**Given problem**
Gather every line from the entries below that includes "orderly".

---------- The input ----------

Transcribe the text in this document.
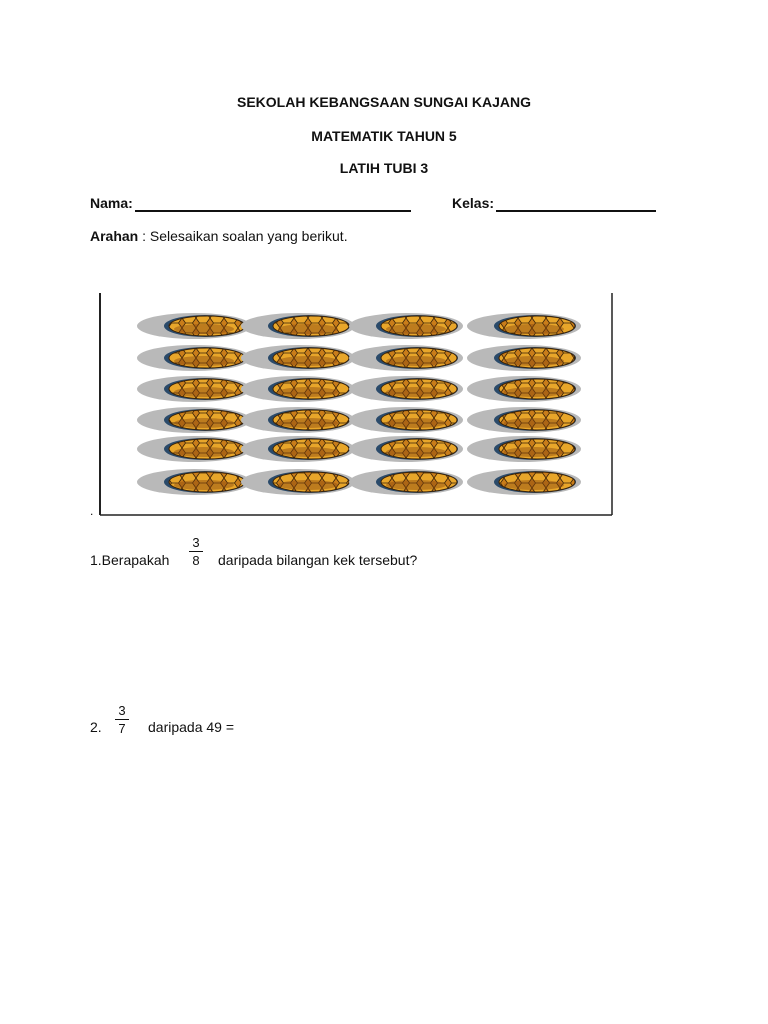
SEKOLAH KEBANGSAAN SUNGAI KAJANG
MATEMATIK TAHUN 5
LATIH TUBI 3
Nama:	Kelas:
Arahan : Selesaikan soalan yang berikut.
.
1.Berapakah
3
8 daripada bilangan kek tersebut?
2.
3
7 daripada 49 =
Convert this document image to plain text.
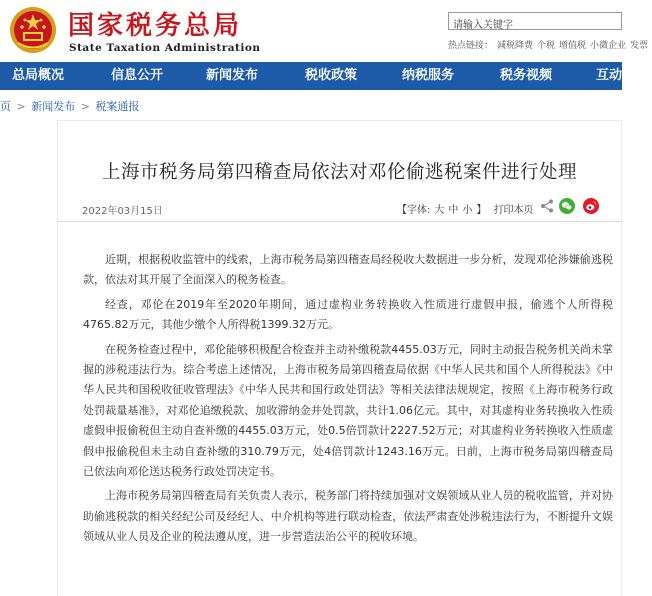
国家税务总局
State Taxation Administration
请输入关键字	热点链接： 减税降费 个税 增值税 小微企业 发票
总局概况	信息公开	新闻发布	税收政策	纳税服务	税务视频	互动
页 > 新闻发布 > 税案通报
上海市税务局第四稽查局依法对邓伦偷逃税案件进行处理
2022年03月15日	【字体: 大 中 小 】 打印本页

近期，根据税收监管中的线索，上海市税务局第四稽查局经税收大数据进一步分析，发现邓伦涉嫌偷逃税款，依法对其开展了全面深入的税务检查。

经查，邓伦在2019年至2020年期间，通过虚构业务转换收入性质进行虚假申报，偷逃个人所得税4765.82万元，其他少缴个人所得税1399.32万元。

在税务检查过程中，邓伦能够积极配合检查并主动补缴税款4455.03万元，同时主动报告税务机关尚未掌握的涉税违法行为。综合考虑上述情况，上海市税务局第四稽查局依据《中华人民共和国个人所得税法》《中华人民共和国税收征收管理法》《中华人民共和国行政处罚法》等相关法律法规规定，按照《上海市税务行政处罚裁量基准》，对邓伦追缴税款、加收滞纳金并处罚款，共计1.06亿元。其中，对其虚构业务转换收入性质虚假申报偷税但主动自查补缴的4455.03万元，处0.5倍罚款计2227.52万元；对其虚构业务转换收入性质虚假申报偷税但未主动自查补缴的310.79万元，处4倍罚款计1243.16万元。日前，上海市税务局第四稽查局已依法向邓伦送达税务行政处罚决定书。

上海市税务局第四稽查局有关负责人表示，税务部门将持续加强对文娱领域从业人员的税收监管，并对协助偷逃税款的相关经纪公司及经纪人、中介机构等进行联动检查，依法严肃查处涉税违法行为，不断提升文娱领域从业人员及企业的税法遵从度，进一步营造法治公平的税收环境。
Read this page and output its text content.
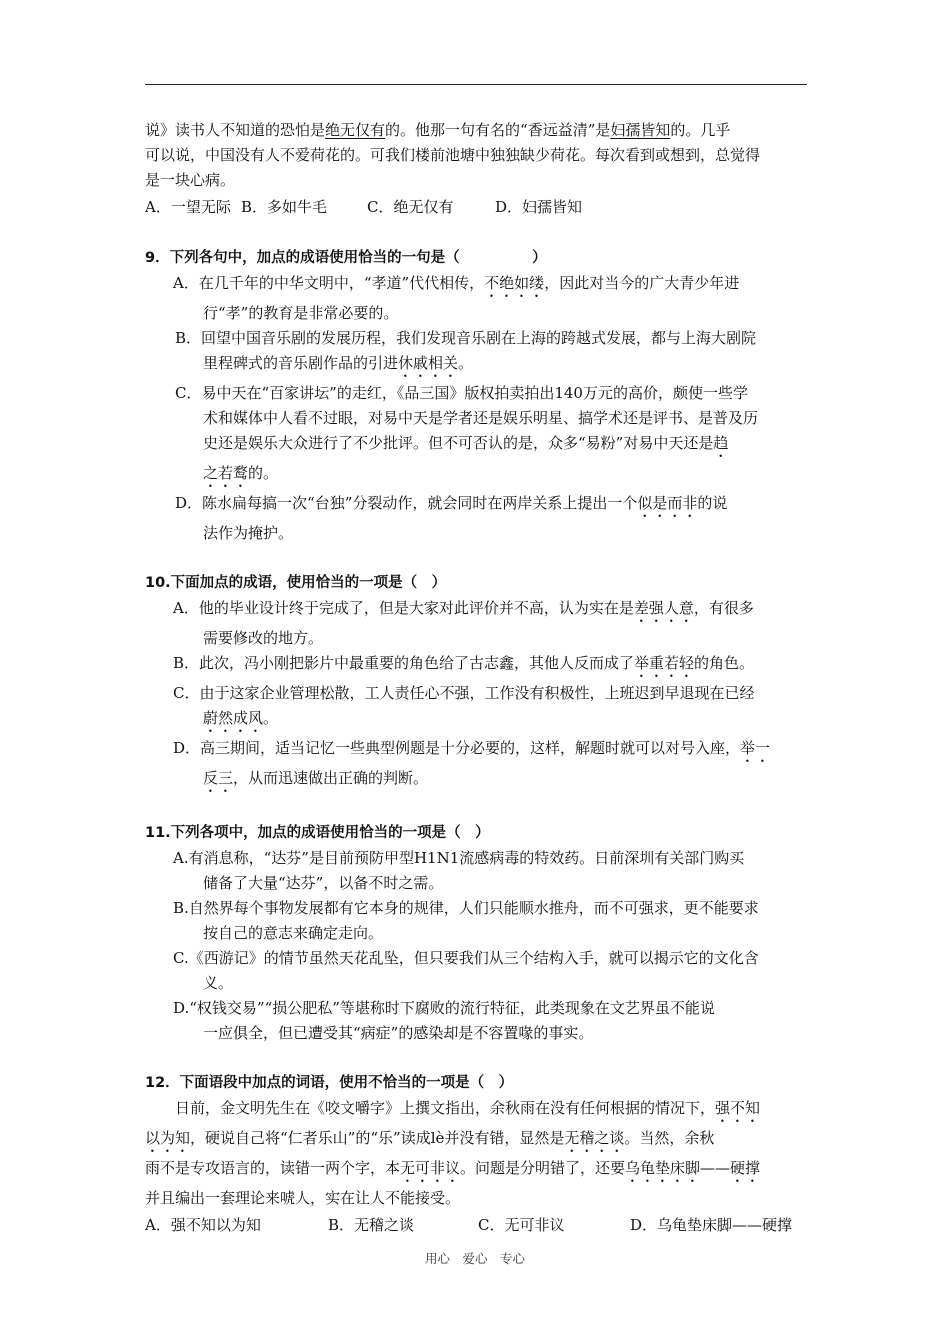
说》读书人不知道的恐怕是绝无仅有的。他那一句有名的“香远益清”是妇孺皆知的。几乎
可以说，中国没有人不爱荷花的。可我们楼前池塘中独独缺少荷花。每次看到或想到，总觉得
是一块心病。
A．一望无际 B．多如牛毛	C．绝无仅有	D．妇孺皆知
9．下列各句中，加点的成语使用恰当的一句是（　　　　　）
A．在几千年的中华文明中，“孝道”代代相传，不绝如缕，因此对当今的广大青少年进
行“孝”的教育是非常必要的。
B．回望中国音乐剧的发展历程，我们发现音乐剧在上海的跨越式发展，都与上海大剧院
里程碑式的音乐剧作品的引进休戚相关。
C．易中天在“百家讲坛”的走红，《品三国》版权拍卖拍出140万元的高价，颇使一些学
术和媒体中人看不过眼，对易中天是学者还是娱乐明星、搞学术还是评书、是普及历
史还是娱乐大众进行了不少批评。但不可否认的是，众多“易粉”对易中天还是趋
之若鹜的。
D．陈水扁每搞一次“台独”分裂动作，就会同时在两岸关系上提出一个似是而非的说
法作为掩护。
10.下面加点的成语，使用恰当的一项是（　）
A．他的毕业设计终于完成了，但是大家对此评价并不高，认为实在是差强人意，有很多
需要修改的地方。
B．此次，冯小刚把影片中最重要的角色给了古志鑫，其他人反而成了举重若轻的角色。
C．由于这家企业管理松散，工人责任心不强，工作没有积极性，上班迟到早退现在已经
蔚然成风。
D．高三期间，适当记忆一些典型例题是十分必要的，这样，解题时就可以对号入座，举一
反三，从而迅速做出正确的判断。
11.下列各项中，加点的成语使用恰当的一项是（　）
A.有消息称，“达芬”是目前预防甲型H1N1流感病毒的特效药。日前深圳有关部门购买
储备了大量“达芬”，以备不时之需。
B.自然界每个事物发展都有它本身的规律，人们只能顺水推舟，而不可强求，更不能要求
按自己的意志来确定走向。
C.《西游记》的情节虽然天花乱坠，但只要我们从三个结构入手，就可以揭示它的文化含
义。
D.“权钱交易”“损公肥私”等堪称时下腐败的流行特征，此类现象在文艺界虽不能说
一应俱全，但已遭受其“病症”的感染却是不容置喙的事实。
12．下面语段中加点的词语，使用不恰当的一项是（　）
日前，金文明先生在《咬文嚼字》上撰文指出，余秋雨在没有任何根据的情况下，强不知
以为知，硬说自己将“仁者乐山”的“乐”读成lè并没有错，显然是无稽之谈。当然，余秋
雨不是专攻语言的，读错一两个字，本无可非议。问题是分明错了，还要乌龟垫床脚——硬撑
并且编出一套理论来唬人，实在让人不能接受。
A．强不知以为知	B．无稽之谈	C．无可非议	D．乌龟垫床脚——硬撑
用心　爱心　专心
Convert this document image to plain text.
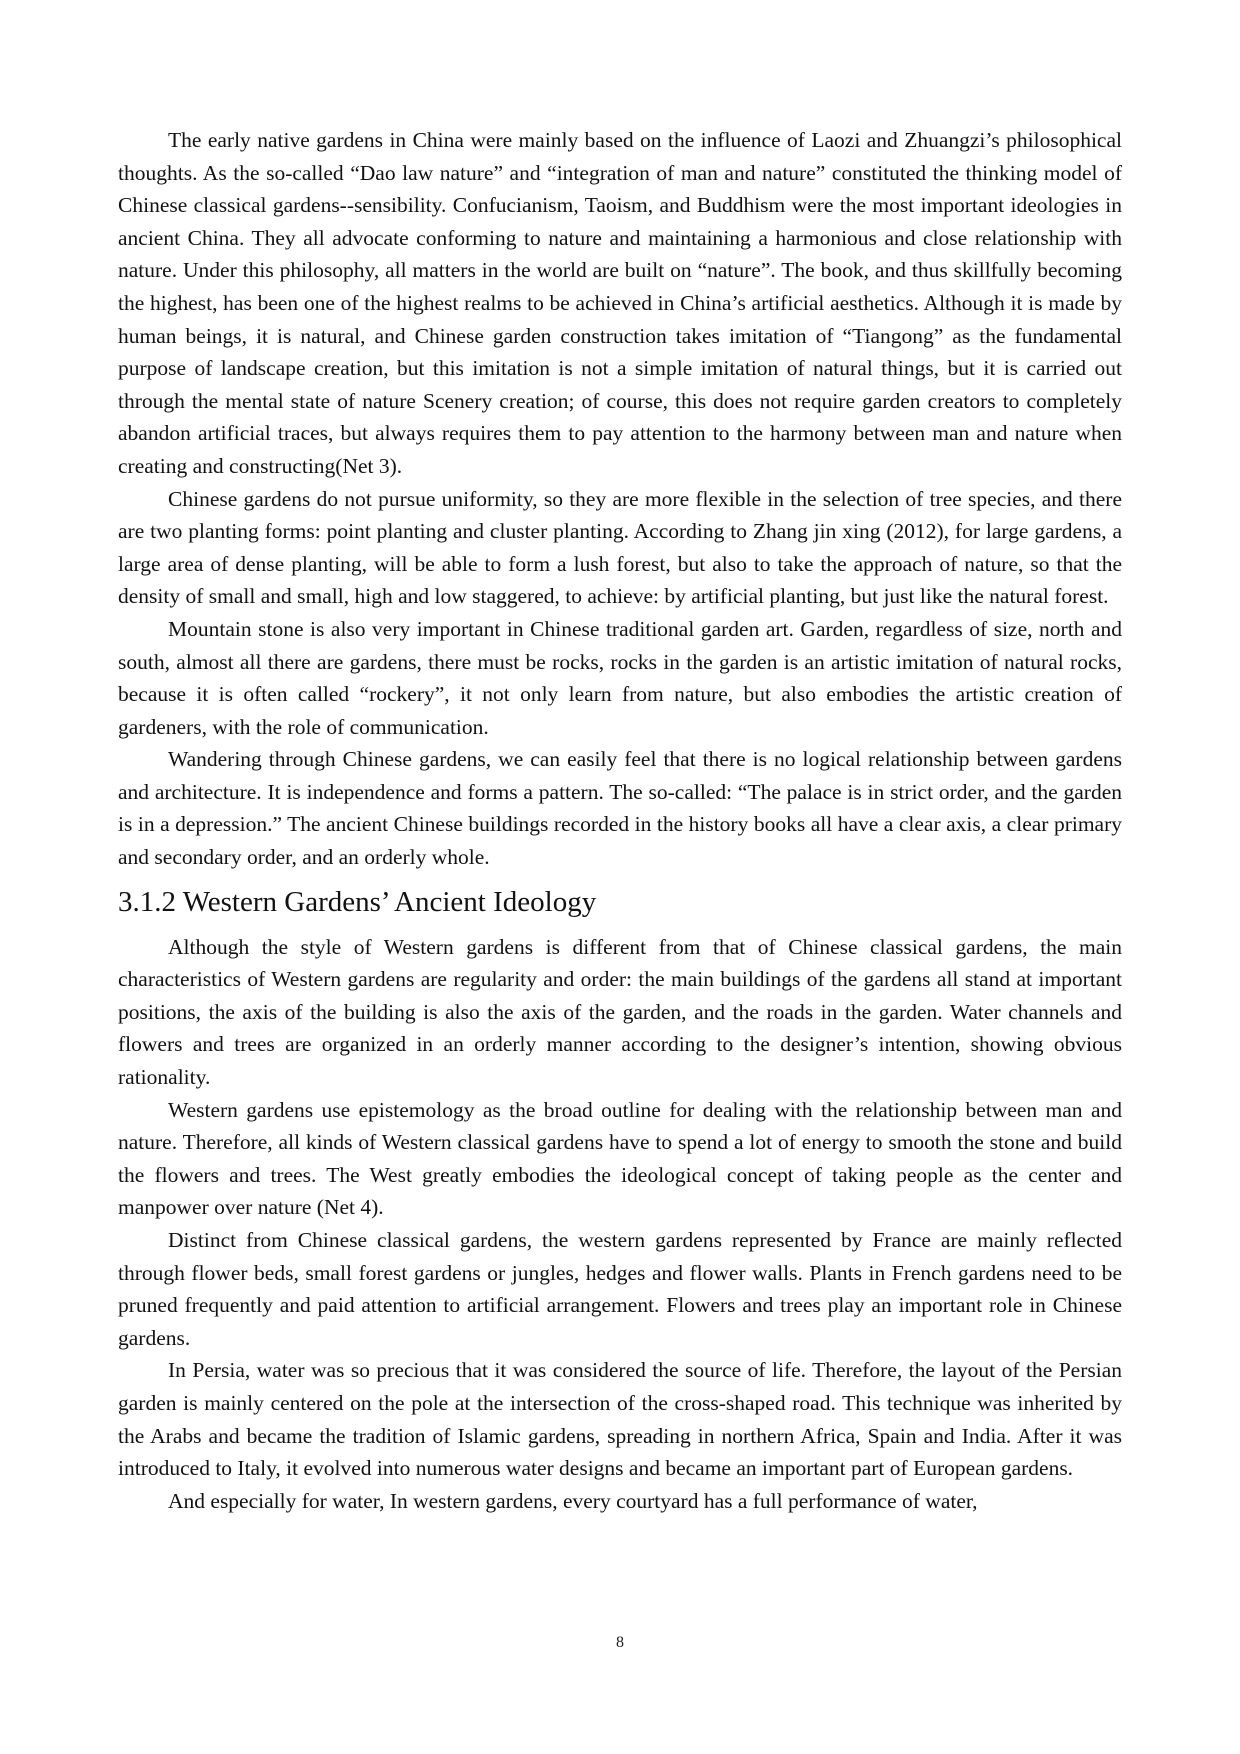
The early native gardens in China were mainly based on the influence of Laozi and Zhuangzi’s philosophical thoughts. As the so-called “Dao law nature” and “integration of man and nature” constituted the thinking model of Chinese classical gardens--sensibility. Confucianism, Taoism, and Buddhism were the most important ideologies in ancient China. They all advocate conforming to nature and maintaining a harmonious and close relationship with nature. Under this philosophy, all matters in the world are built on “nature”. The book, and thus skillfully becoming the highest, has been one of the highest realms to be achieved in China’s artificial aesthetics. Although it is made by human beings, it is natural, and Chinese garden construction takes imitation of “Tiangong” as the fundamental purpose of landscape creation, but this imitation is not a simple imitation of natural things, but it is carried out through the mental state of nature Scenery creation; of course, this does not require garden creators to completely abandon artificial traces, but always requires them to pay attention to the harmony between man and nature when creating and constructing(Net 3).

Chinese gardens do not pursue uniformity, so they are more flexible in the selection of tree species, and there are two planting forms: point planting and cluster planting. According to Zhang jin xing (2012), for large gardens, a large area of dense planting, will be able to form a lush forest, but also to take the approach of nature, so that the density of small and small, high and low staggered, to achieve: by artificial planting, but just like the natural forest.

Mountain stone is also very important in Chinese traditional garden art. Garden, regardless of size, north and south, almost all there are gardens, there must be rocks, rocks in the garden is an artistic imitation of natural rocks, because it is often called “rockery”, it not only learn from nature, but also embodies the artistic creation of gardeners, with the role of communication.

Wandering through Chinese gardens, we can easily feel that there is no logical relationship between gardens and architecture. It is independence and forms a pattern. The so-called: “The palace is in strict order, and the garden is in a depression.” The ancient Chinese buildings recorded in the history books all have a clear axis, a clear primary and secondary order, and an orderly whole.

3.1.2 Western Gardens’ Ancient Ideology

Although the style of Western gardens is different from that of Chinese classical gardens, the main characteristics of Western gardens are regularity and order: the main buildings of the gardens all stand at important positions, the axis of the building is also the axis of the garden, and the roads in the garden. Water channels and flowers and trees are organized in an orderly manner according to the designer’s intention, showing obvious rationality.

Western gardens use epistemology as the broad outline for dealing with the relationship between man and nature. Therefore, all kinds of Western classical gardens have to spend a lot of energy to smooth the stone and build the flowers and trees. The West greatly embodies the ideological concept of taking people as the center and manpower over nature (Net 4).

Distinct from Chinese classical gardens, the western gardens represented by France are mainly reflected through flower beds, small forest gardens or jungles, hedges and flower walls. Plants in French gardens need to be pruned frequently and paid attention to artificial arrangement. Flowers and trees play an important role in Chinese gardens.

In Persia, water was so precious that it was considered the source of life. Therefore, the layout of the Persian garden is mainly centered on the pole at the intersection of the cross-shaped road. This technique was inherited by the Arabs and became the tradition of Islamic gardens, spreading in northern Africa, Spain and India. After it was introduced to Italy, it evolved into numerous water designs and became an important part of European gardens.

And especially for water, In western gardens, every courtyard has a full performance of water,

8
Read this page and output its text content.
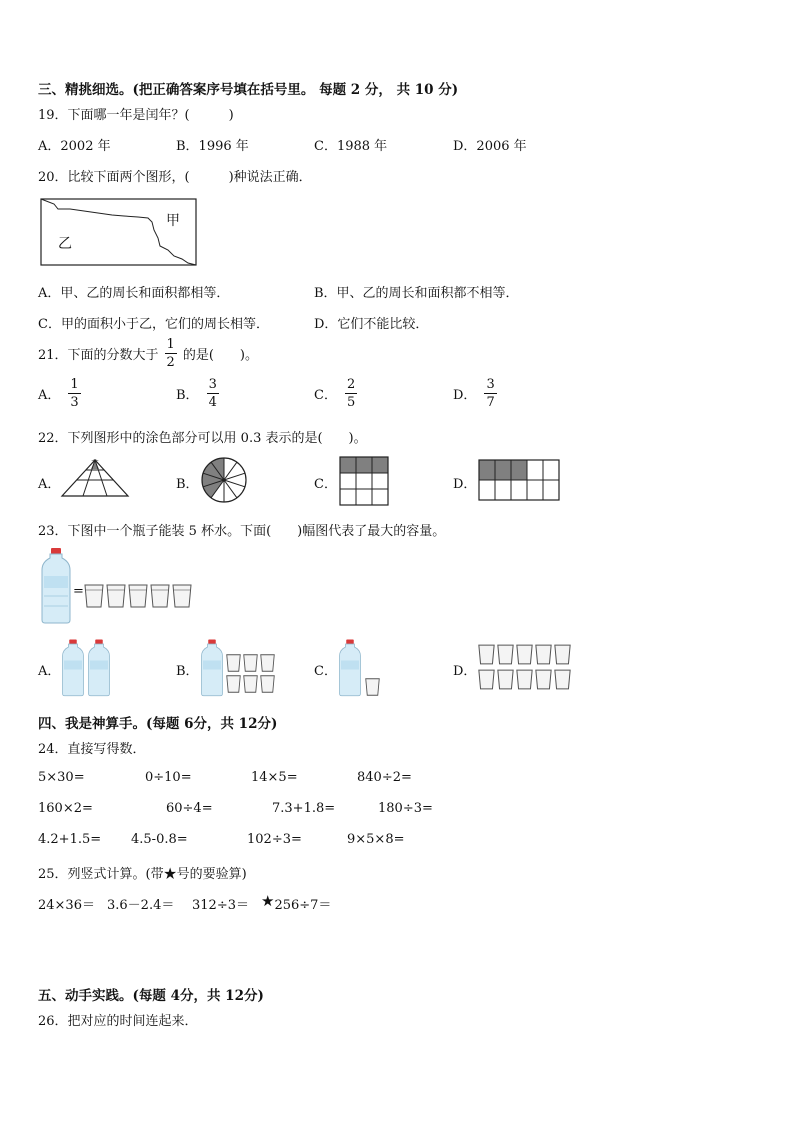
三、精挑细选。(把正确答案序号填在括号里。 每题 2 分， 共 10 分)
19．下面哪一年是闰年？(　　　)
A．2002 年	B．1996 年	C．1988 年	D．2006 年
20．比较下面两个图形，(　　　)种说法正确．
甲
乙
A．甲、乙的周长和面积都相等．	B．甲、乙的周长和面积都不相等．
C．甲的面积小于乙，它们的周长相等．	D．它们不能比较．
21．下面的分数大于 $\frac{1}{2}$ 的是(　　)。
A． $\frac{1}{3}$	B． $\frac{3}{4}$	C． $\frac{2}{5}$	D． $\frac{3}{7}$
22．下列图形中的涂色部分可以用 0.3 表示的是(　　)。
A．	B．	C．	D．
23．下图中一个瓶子能装 5 杯水。下面(　　)幅图代表了最大的容量。
=
A．	B．	C．	D．
四、我是神算手。(每题 6分，共 12分)
24．直接写得数．
5×30=	0÷10=	14×5=	840÷2=
160×2=	60÷4=	7.3+1.8=	180÷3=
4.2+1.5= 4.5-0.8=	102÷3=	9×5×8=
25．列竖式计算。(带★号的要验算)
24×36＝ 3.6－2.4＝ 312÷3＝ ★ 256÷7＝
五、动手实践。(每题 4分，共 12分)
26．把对应的时间连起来．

----------

**Finished exercise**
Wandering through Chinese gardens, we can easily feel that there is no logical relationship between gardens and architecture. It is independence and forms a pattern. The so-called: “The palace is in strict order, and the garden is in a depression.” The ancient Chinese buildings recorded in the history books all have a clear axis, a clear primary and secondary order, and an orderly whole.
Although the style of Western gardens is different from that of Chinese classical gardens, the main characteristics of Western gardens are regularity and order: the main buildings of the gardens all stand at important positions, the axis of the building is also the axis of the garden, and the roads in the garden. Water channels and flowers and trees are organized in an orderly manner according to the designer’s intention, showing obvious rationality.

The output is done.